▸ **AIM OF THE EXERCISE**: Give the number of lines holding the string "Perhatikan", and nothing else.

Dataset entries:
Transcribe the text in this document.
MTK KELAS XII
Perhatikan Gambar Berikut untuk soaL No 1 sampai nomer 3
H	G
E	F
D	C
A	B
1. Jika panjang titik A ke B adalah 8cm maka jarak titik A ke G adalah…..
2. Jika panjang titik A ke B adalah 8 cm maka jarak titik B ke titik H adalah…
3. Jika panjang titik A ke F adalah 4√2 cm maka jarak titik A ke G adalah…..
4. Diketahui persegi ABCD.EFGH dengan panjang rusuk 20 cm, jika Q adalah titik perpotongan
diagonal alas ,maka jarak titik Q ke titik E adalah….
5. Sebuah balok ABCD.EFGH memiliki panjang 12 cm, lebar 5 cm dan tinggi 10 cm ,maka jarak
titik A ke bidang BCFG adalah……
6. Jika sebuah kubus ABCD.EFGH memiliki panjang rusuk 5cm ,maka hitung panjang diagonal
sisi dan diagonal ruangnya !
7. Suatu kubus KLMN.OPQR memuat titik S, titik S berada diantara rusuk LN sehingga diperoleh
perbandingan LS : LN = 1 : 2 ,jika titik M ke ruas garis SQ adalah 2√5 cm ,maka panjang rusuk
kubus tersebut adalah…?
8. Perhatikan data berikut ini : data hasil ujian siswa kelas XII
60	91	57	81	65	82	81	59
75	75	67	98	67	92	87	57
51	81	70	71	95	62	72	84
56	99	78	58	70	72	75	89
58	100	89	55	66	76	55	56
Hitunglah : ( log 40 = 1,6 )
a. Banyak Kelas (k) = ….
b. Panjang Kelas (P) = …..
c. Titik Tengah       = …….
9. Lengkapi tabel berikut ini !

▸ **FINISHED ANSWER**: 2